▸ **Task brief**
The entries below should be given again exactly, minus their pictures.

▸ **Data shown**
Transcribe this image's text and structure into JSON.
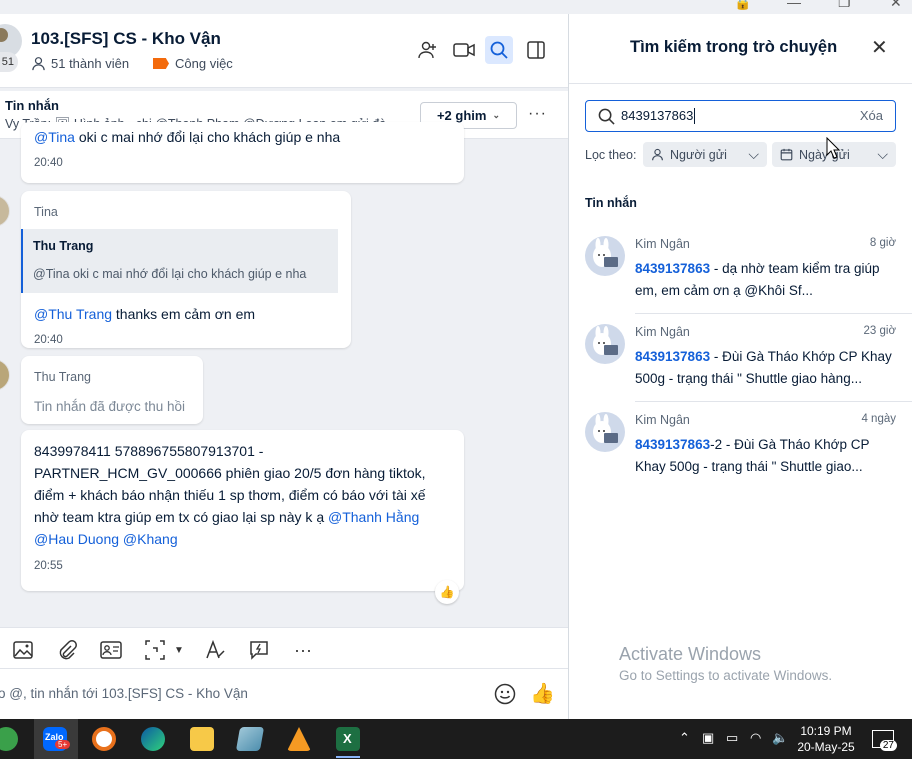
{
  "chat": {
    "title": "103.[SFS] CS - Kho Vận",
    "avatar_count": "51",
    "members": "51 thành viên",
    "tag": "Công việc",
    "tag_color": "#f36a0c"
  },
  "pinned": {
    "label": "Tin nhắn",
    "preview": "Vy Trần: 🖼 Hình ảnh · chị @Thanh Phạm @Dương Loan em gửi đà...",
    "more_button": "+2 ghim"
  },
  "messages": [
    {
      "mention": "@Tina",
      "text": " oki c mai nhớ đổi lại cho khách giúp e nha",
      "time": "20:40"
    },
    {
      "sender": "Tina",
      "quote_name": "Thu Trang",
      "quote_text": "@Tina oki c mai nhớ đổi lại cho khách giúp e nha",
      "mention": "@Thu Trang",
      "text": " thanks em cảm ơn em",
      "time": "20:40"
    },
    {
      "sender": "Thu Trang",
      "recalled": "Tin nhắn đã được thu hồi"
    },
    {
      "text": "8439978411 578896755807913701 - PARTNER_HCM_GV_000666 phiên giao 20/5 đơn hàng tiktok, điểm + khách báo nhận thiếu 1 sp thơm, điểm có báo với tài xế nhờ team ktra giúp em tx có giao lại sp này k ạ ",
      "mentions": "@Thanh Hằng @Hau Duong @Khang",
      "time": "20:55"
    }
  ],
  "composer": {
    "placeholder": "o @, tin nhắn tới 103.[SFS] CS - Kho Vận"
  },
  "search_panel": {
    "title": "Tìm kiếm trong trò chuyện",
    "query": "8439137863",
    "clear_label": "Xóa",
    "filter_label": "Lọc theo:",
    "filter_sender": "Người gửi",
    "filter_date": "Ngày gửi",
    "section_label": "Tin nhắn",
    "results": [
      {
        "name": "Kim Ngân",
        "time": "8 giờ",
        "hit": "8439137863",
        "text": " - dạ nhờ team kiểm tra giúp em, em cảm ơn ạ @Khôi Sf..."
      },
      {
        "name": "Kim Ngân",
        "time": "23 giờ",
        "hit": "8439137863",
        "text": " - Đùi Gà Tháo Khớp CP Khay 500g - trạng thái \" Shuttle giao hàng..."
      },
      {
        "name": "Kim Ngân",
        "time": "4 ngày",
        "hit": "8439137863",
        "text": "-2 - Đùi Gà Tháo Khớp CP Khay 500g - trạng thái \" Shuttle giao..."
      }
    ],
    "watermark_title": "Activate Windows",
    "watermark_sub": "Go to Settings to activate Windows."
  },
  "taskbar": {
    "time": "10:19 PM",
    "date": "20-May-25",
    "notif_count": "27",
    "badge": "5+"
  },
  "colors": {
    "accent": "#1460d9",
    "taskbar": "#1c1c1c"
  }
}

▸ **Answer below**
Transcribe this image's text and structure into JSON.
{
  "chat": {
    "title": "103.[SFS] CS - Kho Vận",
    "avatar_count": "51",
    "members": "51 thành viên",
    "tag": "Công việc",
    "tag_color": "#f36a0c"
  },
  "pinned": {
    "label": "Tin nhắn",
    "preview": "Vy Trần: 🖼 Hình ảnh · chị @Thanh Phạm @Dương Loan em gửi đà...",
    "more_button": "+2 ghim"
  },
  "messages": [
    {
      "mention": "@Tina",
      "text": " oki c mai nhớ đổi lại cho khách giúp e nha",
      "time": "20:40"
    },
    {
      "sender": "Tina",
      "quote_name": "Thu Trang",
      "quote_text": "@Tina oki c mai nhớ đổi lại cho khách giúp e nha",
      "mention": "@Thu Trang",
      "text": " thanks em cảm ơn em",
      "time": "20:40"
    },
    {
      "sender": "Thu Trang",
      "recalled": "Tin nhắn đã được thu hồi"
    },
    {
      "text": "8439978411 578896755807913701 - PARTNER_HCM_GV_000666 phiên giao 20/5 đơn hàng tiktok, điểm + khách báo nhận thiếu 1 sp thơm, điểm có báo với tài xế nhờ team ktra giúp em tx có giao lại sp này k ạ ",
      "mentions": "@Thanh Hằng @Hau Duong @Khang",
      "time": "20:55"
    }
  ],
  "composer": {
    "placeholder": "o @, tin nhắn tới 103.[SFS] CS - Kho Vận"
  },
  "search_panel": {
    "title": "Tìm kiếm trong trò chuyện",
    "query": "8439137863",
    "clear_label": "Xóa",
    "filter_label": "Lọc theo:",
    "filter_sender": "Người gửi",
    "filter_date": "Ngày gửi",
    "section_label": "Tin nhắn",
    "results": [
      {
        "name": "Kim Ngân",
        "time": "8 giờ",
        "hit": "8439137863",
        "text": " - dạ nhờ team kiểm tra giúp em, em cảm ơn ạ @Khôi Sf..."
      },
      {
        "name": "Kim Ngân",
        "time": "23 giờ",
        "hit": "8439137863",
        "text": " - Đùi Gà Tháo Khớp CP Khay 500g - trạng thái \" Shuttle giao hàng..."
      },
      {
        "name": "Kim Ngân",
        "time": "4 ngày",
        "hit": "8439137863",
        "text": "-2 - Đùi Gà Tháo Khớp CP Khay 500g - trạng thái \" Shuttle giao..."
      }
    ],
    "watermark_title": "Activate Windows",
    "watermark_sub": "Go to Settings to activate Windows."
  },
  "taskbar": {
    "time": "10:19 PM",
    "date": "20-May-25",
    "notif_count": "27",
    "badge": "5+"
  },
  "colors": {
    "accent": "#1460d9",
    "taskbar": "#1c1c1c"
  }
}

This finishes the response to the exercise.